··· PROVIDED ENTRIES ···
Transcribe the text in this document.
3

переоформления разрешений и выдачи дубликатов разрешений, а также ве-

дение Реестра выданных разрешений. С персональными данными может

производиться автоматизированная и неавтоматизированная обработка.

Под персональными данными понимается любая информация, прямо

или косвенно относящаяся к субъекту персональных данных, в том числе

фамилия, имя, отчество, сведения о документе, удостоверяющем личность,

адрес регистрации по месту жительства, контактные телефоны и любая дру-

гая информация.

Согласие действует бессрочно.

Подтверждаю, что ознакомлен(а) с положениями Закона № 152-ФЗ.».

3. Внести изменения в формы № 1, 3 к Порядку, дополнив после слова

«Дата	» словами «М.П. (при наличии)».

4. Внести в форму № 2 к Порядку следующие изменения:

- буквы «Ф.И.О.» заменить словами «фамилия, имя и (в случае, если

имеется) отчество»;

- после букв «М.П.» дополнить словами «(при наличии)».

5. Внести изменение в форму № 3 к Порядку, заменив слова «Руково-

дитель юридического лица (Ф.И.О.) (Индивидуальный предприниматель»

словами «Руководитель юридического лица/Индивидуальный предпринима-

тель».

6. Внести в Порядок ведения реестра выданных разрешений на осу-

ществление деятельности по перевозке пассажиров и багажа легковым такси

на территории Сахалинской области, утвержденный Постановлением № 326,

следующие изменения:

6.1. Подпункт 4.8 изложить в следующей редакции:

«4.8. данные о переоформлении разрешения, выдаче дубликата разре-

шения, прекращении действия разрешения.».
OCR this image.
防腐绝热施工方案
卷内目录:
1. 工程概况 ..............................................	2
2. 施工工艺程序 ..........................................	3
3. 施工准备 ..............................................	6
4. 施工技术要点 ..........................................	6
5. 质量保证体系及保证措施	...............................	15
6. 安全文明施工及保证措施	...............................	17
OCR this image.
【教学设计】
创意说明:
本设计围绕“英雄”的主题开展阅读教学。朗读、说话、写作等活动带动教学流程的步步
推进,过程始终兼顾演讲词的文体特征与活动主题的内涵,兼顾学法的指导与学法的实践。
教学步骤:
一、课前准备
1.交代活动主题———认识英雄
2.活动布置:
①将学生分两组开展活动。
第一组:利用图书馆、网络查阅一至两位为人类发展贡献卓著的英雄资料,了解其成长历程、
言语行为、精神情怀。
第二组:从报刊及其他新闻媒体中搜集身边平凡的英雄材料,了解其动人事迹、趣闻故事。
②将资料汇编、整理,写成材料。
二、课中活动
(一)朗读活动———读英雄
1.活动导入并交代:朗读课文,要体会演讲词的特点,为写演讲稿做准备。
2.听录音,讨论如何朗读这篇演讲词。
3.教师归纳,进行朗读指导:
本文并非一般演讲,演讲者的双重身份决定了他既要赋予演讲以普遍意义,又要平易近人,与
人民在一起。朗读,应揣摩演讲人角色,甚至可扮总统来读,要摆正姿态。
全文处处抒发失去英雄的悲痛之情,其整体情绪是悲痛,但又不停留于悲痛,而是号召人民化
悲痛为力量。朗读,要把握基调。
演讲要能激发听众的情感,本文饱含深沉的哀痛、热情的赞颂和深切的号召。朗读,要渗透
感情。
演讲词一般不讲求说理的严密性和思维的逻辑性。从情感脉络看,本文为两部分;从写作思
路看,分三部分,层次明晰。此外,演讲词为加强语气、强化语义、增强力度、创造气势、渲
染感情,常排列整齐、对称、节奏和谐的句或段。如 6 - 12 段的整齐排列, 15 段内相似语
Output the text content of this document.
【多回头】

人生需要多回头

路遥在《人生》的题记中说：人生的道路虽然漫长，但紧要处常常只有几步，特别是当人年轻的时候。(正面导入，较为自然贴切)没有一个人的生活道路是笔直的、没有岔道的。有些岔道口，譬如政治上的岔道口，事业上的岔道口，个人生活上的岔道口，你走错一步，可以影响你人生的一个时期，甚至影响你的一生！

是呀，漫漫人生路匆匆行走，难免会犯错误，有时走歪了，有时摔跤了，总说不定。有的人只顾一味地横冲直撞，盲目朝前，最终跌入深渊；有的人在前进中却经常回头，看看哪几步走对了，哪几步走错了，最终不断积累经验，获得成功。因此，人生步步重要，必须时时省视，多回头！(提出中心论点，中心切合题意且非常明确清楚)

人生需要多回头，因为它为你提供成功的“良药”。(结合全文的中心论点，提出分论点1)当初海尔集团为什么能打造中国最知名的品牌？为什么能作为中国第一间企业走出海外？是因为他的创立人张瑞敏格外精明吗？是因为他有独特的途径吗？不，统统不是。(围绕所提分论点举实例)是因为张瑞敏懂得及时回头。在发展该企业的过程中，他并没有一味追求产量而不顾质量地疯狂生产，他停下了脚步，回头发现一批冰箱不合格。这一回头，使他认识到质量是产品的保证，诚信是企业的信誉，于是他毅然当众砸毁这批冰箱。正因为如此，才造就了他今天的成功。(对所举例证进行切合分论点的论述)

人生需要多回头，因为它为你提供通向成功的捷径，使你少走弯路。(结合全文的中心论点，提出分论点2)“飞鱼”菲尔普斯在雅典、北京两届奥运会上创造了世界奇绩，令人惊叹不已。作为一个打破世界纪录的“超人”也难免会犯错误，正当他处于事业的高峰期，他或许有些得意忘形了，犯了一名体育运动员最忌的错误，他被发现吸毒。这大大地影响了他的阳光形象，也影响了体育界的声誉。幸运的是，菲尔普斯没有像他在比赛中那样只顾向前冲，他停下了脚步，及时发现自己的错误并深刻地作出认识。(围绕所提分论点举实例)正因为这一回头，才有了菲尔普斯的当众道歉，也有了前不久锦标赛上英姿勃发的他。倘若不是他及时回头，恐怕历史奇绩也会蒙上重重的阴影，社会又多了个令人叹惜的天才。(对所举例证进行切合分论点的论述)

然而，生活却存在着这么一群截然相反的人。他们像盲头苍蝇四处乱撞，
···
## INSTRUCTIONS FOR THE TASK
Return all the data above once more, precisely as given.

## RESULT
Transcribe the text in this document.
3

переоформления разрешений и выдачи дубликатов разрешений, а также ве-

дение Реестра выданных разрешений. С персональными данными может

производиться автоматизированная и неавтоматизированная обработка.

Под персональными данными понимается любая информация, прямо

или косвенно относящаяся к субъекту персональных данных, в том числе

фамилия, имя, отчество, сведения о документе, удостоверяющем личность,

адрес регистрации по месту жительства, контактные телефоны и любая дру-

гая информация.

Согласие действует бессрочно.

Подтверждаю, что ознакомлен(а) с положениями Закона № 152-ФЗ.».

3. Внести изменения в формы № 1, 3 к Порядку, дополнив после слова

«Дата	» словами «М.П. (при наличии)».

4. Внести в форму № 2 к Порядку следующие изменения:

- буквы «Ф.И.О.» заменить словами «фамилия, имя и (в случае, если

имеется) отчество»;

- после букв «М.П.» дополнить словами «(при наличии)».

5. Внести изменение в форму № 3 к Порядку, заменив слова «Руково-

дитель юридического лица (Ф.И.О.) (Индивидуальный предприниматель»

словами «Руководитель юридического лица/Индивидуальный предпринима-

тель».

6. Внести в Порядок ведения реестра выданных разрешений на осу-

ществление деятельности по перевозке пассажиров и багажа легковым такси

на территории Сахалинской области, утвержденный Постановлением № 326,

следующие изменения:

6.1. Подпункт 4.8 изложить в следующей редакции:

«4.8. данные о переоформлении разрешения, выдаче дубликата разре-

шения, прекращении действия разрешения.».
OCR this image.
防腐绝热施工方案
卷内目录:
1. 工程概况 ..............................................	2
2. 施工工艺程序 ..........................................	3
3. 施工准备 ..............................................	6
4. 施工技术要点 ..........................................	6
5. 质量保证体系及保证措施	...............................	15
6. 安全文明施工及保证措施	...............................	17
OCR this image.
【教学设计】
创意说明:
本设计围绕“英雄”的主题开展阅读教学。朗读、说话、写作等活动带动教学流程的步步
推进,过程始终兼顾演讲词的文体特征与活动主题的内涵,兼顾学法的指导与学法的实践。
教学步骤:
一、课前准备
1.交代活动主题———认识英雄
2.活动布置:
①将学生分两组开展活动。
第一组:利用图书馆、网络查阅一至两位为人类发展贡献卓著的英雄资料,了解其成长历程、
言语行为、精神情怀。
第二组:从报刊及其他新闻媒体中搜集身边平凡的英雄材料,了解其动人事迹、趣闻故事。
②将资料汇编、整理,写成材料。
二、课中活动
(一)朗读活动———读英雄
1.活动导入并交代:朗读课文,要体会演讲词的特点,为写演讲稿做准备。
2.听录音,讨论如何朗读这篇演讲词。
3.教师归纳,进行朗读指导:
本文并非一般演讲,演讲者的双重身份决定了他既要赋予演讲以普遍意义,又要平易近人,与
人民在一起。朗读,应揣摩演讲人角色,甚至可扮总统来读,要摆正姿态。
全文处处抒发失去英雄的悲痛之情,其整体情绪是悲痛,但又不停留于悲痛,而是号召人民化
悲痛为力量。朗读,要把握基调。
演讲要能激发听众的情感,本文饱含深沉的哀痛、热情的赞颂和深切的号召。朗读,要渗透
感情。
演讲词一般不讲求说理的严密性和思维的逻辑性。从情感脉络看,本文为两部分;从写作思
路看,分三部分,层次明晰。此外,演讲词为加强语气、强化语义、增强力度、创造气势、渲
染感情,常排列整齐、对称、节奏和谐的句或段。如 6 - 12 段的整齐排列, 15 段内相似语
Output the text content of this document.
【多回头】

人生需要多回头

路遥在《人生》的题记中说：人生的道路虽然漫长，但紧要处常常只有几步，特别是当人年轻的时候。(正面导入，较为自然贴切)没有一个人的生活道路是笔直的、没有岔道的。有些岔道口，譬如政治上的岔道口，事业上的岔道口，个人生活上的岔道口，你走错一步，可以影响你人生的一个时期，甚至影响你的一生！

是呀，漫漫人生路匆匆行走，难免会犯错误，有时走歪了，有时摔跤了，总说不定。有的人只顾一味地横冲直撞，盲目朝前，最终跌入深渊；有的人在前进中却经常回头，看看哪几步走对了，哪几步走错了，最终不断积累经验，获得成功。因此，人生步步重要，必须时时省视，多回头！(提出中心论点，中心切合题意且非常明确清楚)

人生需要多回头，因为它为你提供成功的“良药”。(结合全文的中心论点，提出分论点1)当初海尔集团为什么能打造中国最知名的品牌？为什么能作为中国第一间企业走出海外？是因为他的创立人张瑞敏格外精明吗？是因为他有独特的途径吗？不，统统不是。(围绕所提分论点举实例)是因为张瑞敏懂得及时回头。在发展该企业的过程中，他并没有一味追求产量而不顾质量地疯狂生产，他停下了脚步，回头发现一批冰箱不合格。这一回头，使他认识到质量是产品的保证，诚信是企业的信誉，于是他毅然当众砸毁这批冰箱。正因为如此，才造就了他今天的成功。(对所举例证进行切合分论点的论述)

人生需要多回头，因为它为你提供通向成功的捷径，使你少走弯路。(结合全文的中心论点，提出分论点2)“飞鱼”菲尔普斯在雅典、北京两届奥运会上创造了世界奇绩，令人惊叹不已。作为一个打破世界纪录的“超人”也难免会犯错误，正当他处于事业的高峰期，他或许有些得意忘形了，犯了一名体育运动员最忌的错误，他被发现吸毒。这大大地影响了他的阳光形象，也影响了体育界的声誉。幸运的是，菲尔普斯没有像他在比赛中那样只顾向前冲，他停下了脚步，及时发现自己的错误并深刻地作出认识。(围绕所提分论点举实例)正因为这一回头，才有了菲尔普斯的当众道歉，也有了前不久锦标赛上英姿勃发的他。倘若不是他及时回头，恐怕历史奇绩也会蒙上重重的阴影，社会又多了个令人叹惜的天才。(对所举例证进行切合分论点的论述)

然而，生活却存在着这么一群截然相反的人。他们像盲头苍蝇四处乱撞，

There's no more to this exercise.